**Your goal**
Report how many lines in the records hold the string "Europe"; give the number and nothing else.
-------------------------
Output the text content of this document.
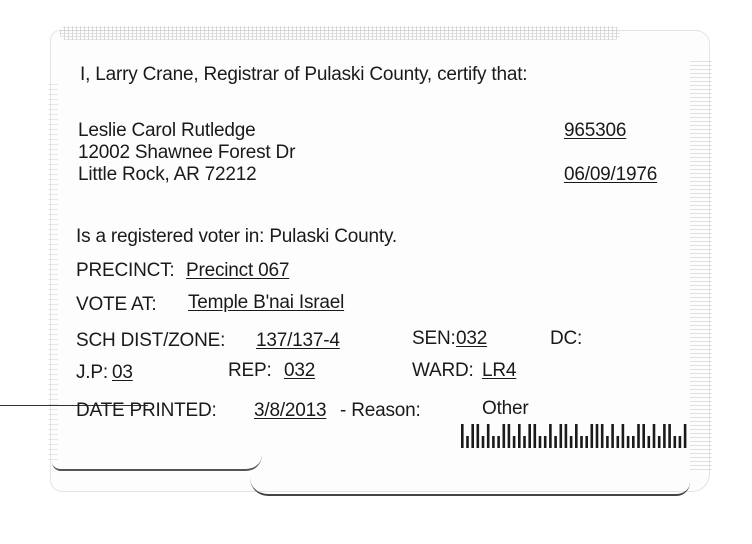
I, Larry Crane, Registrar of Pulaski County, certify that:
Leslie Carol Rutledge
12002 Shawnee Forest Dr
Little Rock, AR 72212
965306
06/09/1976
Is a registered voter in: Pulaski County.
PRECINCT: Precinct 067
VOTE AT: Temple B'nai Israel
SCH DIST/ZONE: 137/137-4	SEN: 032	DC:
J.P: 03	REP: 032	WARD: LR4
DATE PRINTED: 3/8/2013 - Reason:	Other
-------------------------
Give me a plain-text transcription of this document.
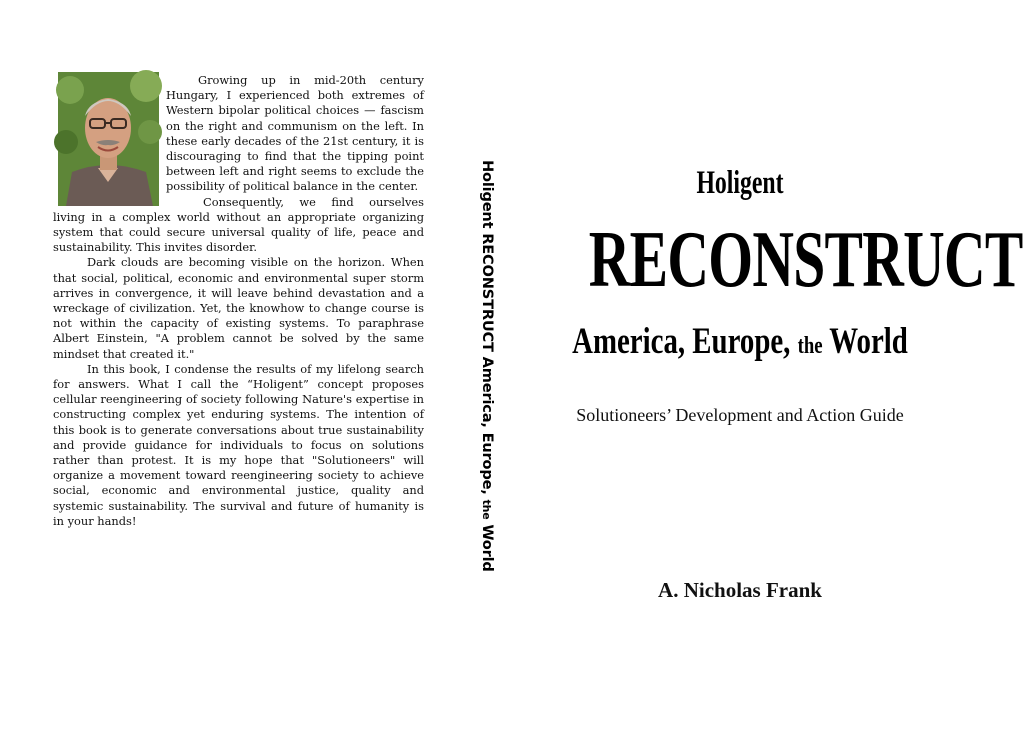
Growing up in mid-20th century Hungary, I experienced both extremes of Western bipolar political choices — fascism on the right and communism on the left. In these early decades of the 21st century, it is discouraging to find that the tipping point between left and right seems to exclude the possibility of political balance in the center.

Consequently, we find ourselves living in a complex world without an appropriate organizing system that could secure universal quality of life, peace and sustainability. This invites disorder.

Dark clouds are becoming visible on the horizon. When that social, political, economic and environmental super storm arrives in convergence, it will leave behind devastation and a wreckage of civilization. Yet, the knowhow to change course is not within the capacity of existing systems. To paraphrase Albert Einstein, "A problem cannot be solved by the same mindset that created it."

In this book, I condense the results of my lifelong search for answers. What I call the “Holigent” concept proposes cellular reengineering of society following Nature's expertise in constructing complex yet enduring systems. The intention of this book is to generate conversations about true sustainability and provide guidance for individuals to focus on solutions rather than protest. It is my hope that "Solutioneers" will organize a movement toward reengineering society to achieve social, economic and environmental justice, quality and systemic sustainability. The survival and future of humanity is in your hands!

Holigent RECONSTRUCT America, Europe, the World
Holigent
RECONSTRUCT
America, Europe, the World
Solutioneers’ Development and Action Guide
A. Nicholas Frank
-------------------------
**Result of this task**
2